▶ [AIM]
Return, word for word, every line that follows.

————

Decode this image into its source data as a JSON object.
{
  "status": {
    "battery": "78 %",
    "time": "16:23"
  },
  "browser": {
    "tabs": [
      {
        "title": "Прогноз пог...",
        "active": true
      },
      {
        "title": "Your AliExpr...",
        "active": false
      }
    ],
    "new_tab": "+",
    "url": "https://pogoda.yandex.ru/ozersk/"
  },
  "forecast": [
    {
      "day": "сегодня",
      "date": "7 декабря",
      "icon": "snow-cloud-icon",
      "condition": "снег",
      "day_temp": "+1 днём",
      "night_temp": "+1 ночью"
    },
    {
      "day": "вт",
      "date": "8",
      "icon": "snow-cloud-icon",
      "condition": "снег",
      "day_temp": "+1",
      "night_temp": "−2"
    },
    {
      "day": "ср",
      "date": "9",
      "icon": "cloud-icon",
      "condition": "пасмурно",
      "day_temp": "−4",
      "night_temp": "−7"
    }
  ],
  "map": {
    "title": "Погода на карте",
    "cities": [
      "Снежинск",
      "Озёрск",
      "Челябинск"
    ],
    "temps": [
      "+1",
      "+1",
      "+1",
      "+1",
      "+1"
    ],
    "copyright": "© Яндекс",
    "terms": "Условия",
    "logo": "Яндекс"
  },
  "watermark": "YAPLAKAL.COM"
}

————

▶ [EXPECTED ANSWER]
Decode this image into its source data as a JSON object.
{
  "status": {
    "battery": "78 %",
    "time": "16:23"
  },
  "browser": {
    "tabs": [
      {
        "title": "Прогноз пог...",
        "active": true
      },
      {
        "title": "Your AliExpr...",
        "active": false
      }
    ],
    "new_tab": "+",
    "url": "https://pogoda.yandex.ru/ozersk/"
  },
  "forecast": [
    {
      "day": "сегодня",
      "date": "7 декабря",
      "icon": "snow-cloud-icon",
      "condition": "снег",
      "day_temp": "+1 днём",
      "night_temp": "+1 ночью"
    },
    {
      "day": "вт",
      "date": "8",
      "icon": "snow-cloud-icon",
      "condition": "снег",
      "day_temp": "+1",
      "night_temp": "−2"
    },
    {
      "day": "ср",
      "date": "9",
      "icon": "cloud-icon",
      "condition": "пасмурно",
      "day_temp": "−4",
      "night_temp": "−7"
    }
  ],
  "map": {
    "title": "Погода на карте",
    "cities": [
      "Снежинск",
      "Озёрск",
      "Челябинск"
    ],
    "temps": [
      "+1",
      "+1",
      "+1",
      "+1",
      "+1"
    ],
    "copyright": "© Яндекс",
    "terms": "Условия",
    "logo": "Яндекс"
  },
  "watermark": "YAPLAKAL.COM"
}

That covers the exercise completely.